[Begin Entries supplied]

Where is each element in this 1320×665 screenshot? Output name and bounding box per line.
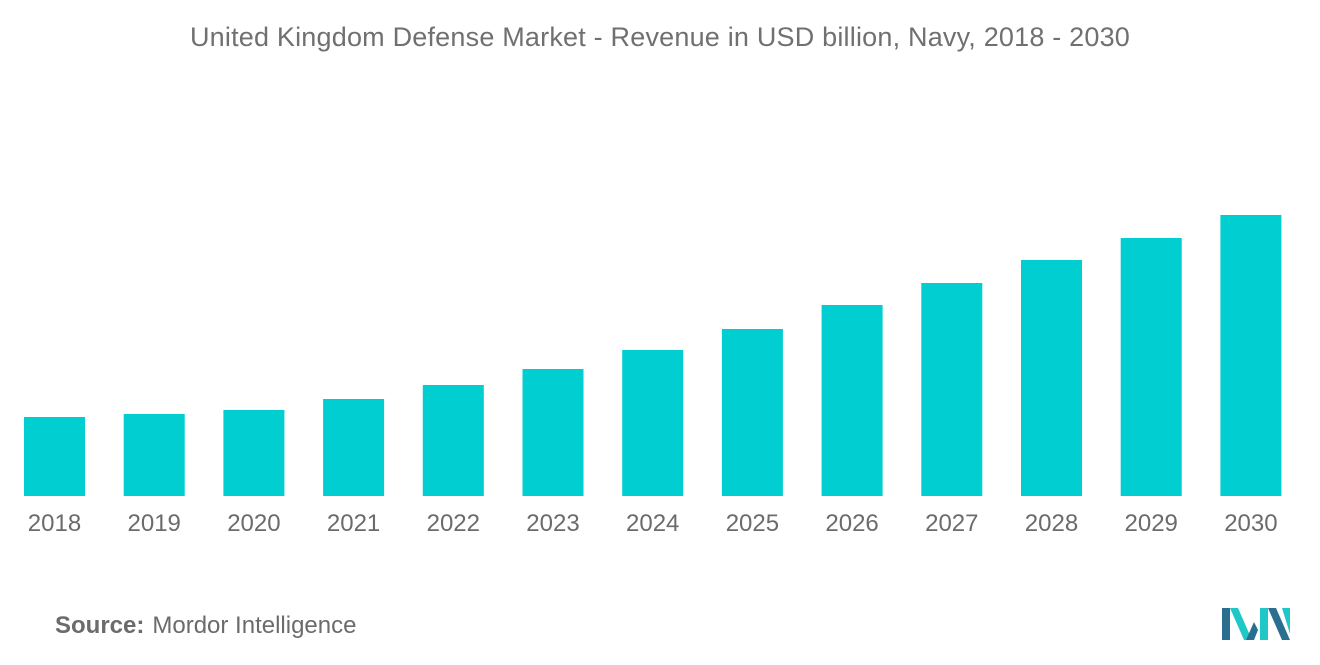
x-tick-label: 2020: [227, 510, 280, 537]
bar-2022: [422, 385, 484, 496]
bar-2020: [223, 410, 285, 496]
x-tick-label: 2030: [1224, 510, 1277, 537]
bar-2029: [1120, 238, 1182, 496]
chart-title: United Kingdom Defense Market - Revenue …: [189, 22, 1131, 52]
source-note: Source: Mordor Intelligence: [55, 612, 356, 640]
source-label: Source:: [55, 612, 145, 639]
x-tick-label: 2019: [128, 510, 181, 537]
x-tick-label: 2025: [726, 510, 779, 537]
x-tick-label: 2028: [1025, 510, 1078, 537]
bar-series: [24, 215, 1282, 496]
x-tick-label: 2021: [327, 510, 380, 537]
mordor-intelligence-logo-icon: [1222, 608, 1290, 640]
x-tick-label: 2024: [626, 510, 679, 537]
bar-2023: [522, 369, 584, 496]
x-tick-label: 2027: [925, 510, 978, 537]
x-tick-label: 2023: [526, 510, 579, 537]
bar-2025: [721, 329, 783, 496]
source-value: Mordor Intelligence: [152, 612, 357, 639]
bar-2028: [1021, 260, 1082, 496]
x-tick-label: 2022: [427, 510, 480, 537]
x-axis-tick-labels: 2018 2019 2020 2021 2022 2023 2024 2025 2026 2027…: [28, 510, 1278, 537]
bar-2026: [821, 305, 883, 496]
bar-2021: [323, 399, 385, 496]
x-tick-label: 2026: [825, 510, 878, 537]
bar-2019: [123, 414, 185, 496]
x-tick-label: 2018: [28, 510, 81, 537]
bar-2018: [24, 417, 85, 496]
bar-2030: [1220, 215, 1282, 496]
bar-2024: [622, 350, 684, 496]
x-tick-label: 2029: [1125, 510, 1178, 537]
bar-2027: [921, 283, 983, 496]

[End Entries supplied]

(Problem to solve) Reproduce the rows above word for word, leaving out the pictures.

(Answer to this task)
Where is each element in this 1320×665 screenshot? Output name and bounding box per line.
x-tick-label: 2020: [227, 510, 280, 537]
bar-2022: [422, 385, 484, 496]
bar-2020: [223, 410, 285, 496]
x-tick-label: 2030: [1224, 510, 1277, 537]
bar-2029: [1120, 238, 1182, 496]
chart-title: United Kingdom Defense Market - Revenue …: [189, 22, 1131, 52]
source-note: Source: Mordor Intelligence: [55, 612, 356, 640]
source-label: Source:: [55, 612, 145, 639]
x-tick-label: 2019: [128, 510, 181, 537]
x-tick-label: 2025: [726, 510, 779, 537]
x-tick-label: 2028: [1025, 510, 1078, 537]
bar-series: [24, 215, 1282, 496]
x-tick-label: 2021: [327, 510, 380, 537]
mordor-intelligence-logo-icon: [1222, 608, 1290, 640]
x-tick-label: 2024: [626, 510, 679, 537]
bar-2023: [522, 369, 584, 496]
x-tick-label: 2027: [925, 510, 978, 537]
x-tick-label: 2023: [526, 510, 579, 537]
bar-2025: [721, 329, 783, 496]
source-value: Mordor Intelligence: [152, 612, 357, 639]
bar-2028: [1021, 260, 1082, 496]
x-tick-label: 2022: [427, 510, 480, 537]
x-axis-tick-labels: 2018 2019 2020 2021 2022 2023 2024 2025 2026 2027…: [28, 510, 1278, 537]
bar-2026: [821, 305, 883, 496]
bar-2021: [323, 399, 385, 496]
x-tick-label: 2026: [825, 510, 878, 537]
bar-2019: [123, 414, 185, 496]
x-tick-label: 2018: [28, 510, 81, 537]
bar-2018: [24, 417, 85, 496]
bar-2030: [1220, 215, 1282, 496]
bar-2024: [622, 350, 684, 496]
x-tick-label: 2029: [1125, 510, 1178, 537]
bar-2027: [921, 283, 983, 496]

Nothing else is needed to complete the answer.